What you have to do:
Reproduce the full listing that appears beneath this instruction exactly.
--
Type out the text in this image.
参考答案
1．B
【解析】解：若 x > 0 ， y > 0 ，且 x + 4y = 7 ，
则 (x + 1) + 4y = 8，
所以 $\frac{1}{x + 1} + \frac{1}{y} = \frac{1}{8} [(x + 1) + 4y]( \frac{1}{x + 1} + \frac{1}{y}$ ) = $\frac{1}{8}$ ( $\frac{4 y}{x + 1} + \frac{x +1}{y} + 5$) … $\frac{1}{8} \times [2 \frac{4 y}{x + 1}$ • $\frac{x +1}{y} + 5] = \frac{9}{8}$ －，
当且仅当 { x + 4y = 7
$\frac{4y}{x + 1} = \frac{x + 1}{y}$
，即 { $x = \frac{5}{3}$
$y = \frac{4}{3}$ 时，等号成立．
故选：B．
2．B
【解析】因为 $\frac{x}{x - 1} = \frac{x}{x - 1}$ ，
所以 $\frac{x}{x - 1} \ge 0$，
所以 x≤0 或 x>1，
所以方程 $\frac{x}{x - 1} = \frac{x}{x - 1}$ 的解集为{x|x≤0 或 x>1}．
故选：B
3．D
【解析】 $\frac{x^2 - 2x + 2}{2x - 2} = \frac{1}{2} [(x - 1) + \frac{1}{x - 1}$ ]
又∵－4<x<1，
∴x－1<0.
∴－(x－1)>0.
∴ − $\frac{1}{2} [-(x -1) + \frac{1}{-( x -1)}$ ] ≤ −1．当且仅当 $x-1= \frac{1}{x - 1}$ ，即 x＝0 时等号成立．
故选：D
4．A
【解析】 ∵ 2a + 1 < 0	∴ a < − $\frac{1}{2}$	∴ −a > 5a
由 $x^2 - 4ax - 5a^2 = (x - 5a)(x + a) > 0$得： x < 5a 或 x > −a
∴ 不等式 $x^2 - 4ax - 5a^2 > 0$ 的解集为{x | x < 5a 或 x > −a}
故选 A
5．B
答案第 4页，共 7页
--
Exercise answer:
Type out the text in this image.
参考答案
1．B
【解析】解：若 x > 0 ， y > 0 ，且 x + 4y = 7 ，
则 (x + 1) + 4y = 8，
所以 $\frac{1}{x + 1} + \frac{1}{y} = \frac{1}{8} [(x + 1) + 4y]( \frac{1}{x + 1} + \frac{1}{y}$ ) = $\frac{1}{8}$ ( $\frac{4 y}{x + 1} + \frac{x +1}{y} + 5$) … $\frac{1}{8} \times [2 \frac{4 y}{x + 1}$ • $\frac{x +1}{y} + 5] = \frac{9}{8}$ －，
当且仅当 { x + 4y = 7
$\frac{4y}{x + 1} = \frac{x + 1}{y}$
，即 { $x = \frac{5}{3}$
$y = \frac{4}{3}$ 时，等号成立．
故选：B．
2．B
【解析】因为 $\frac{x}{x - 1} = \frac{x}{x - 1}$ ，
所以 $\frac{x}{x - 1} \ge 0$，
所以 x≤0 或 x>1，
所以方程 $\frac{x}{x - 1} = \frac{x}{x - 1}$ 的解集为{x|x≤0 或 x>1}．
故选：B
3．D
【解析】 $\frac{x^2 - 2x + 2}{2x - 2} = \frac{1}{2} [(x - 1) + \frac{1}{x - 1}$ ]
又∵－4<x<1，
∴x－1<0.
∴－(x－1)>0.
∴ − $\frac{1}{2} [-(x -1) + \frac{1}{-( x -1)}$ ] ≤ −1．当且仅当 $x-1= \frac{1}{x - 1}$ ，即 x＝0 时等号成立．
故选：D
4．A
【解析】 ∵ 2a + 1 < 0	∴ a < − $\frac{1}{2}$	∴ −a > 5a
由 $x^2 - 4ax - 5a^2 = (x - 5a)(x + a) > 0$得： x < 5a 或 x > −a
∴ 不等式 $x^2 - 4ax - 5a^2 > 0$ 的解集为{x | x < 5a 或 x > −a}
故选 A
5．B
答案第 4页，共 7页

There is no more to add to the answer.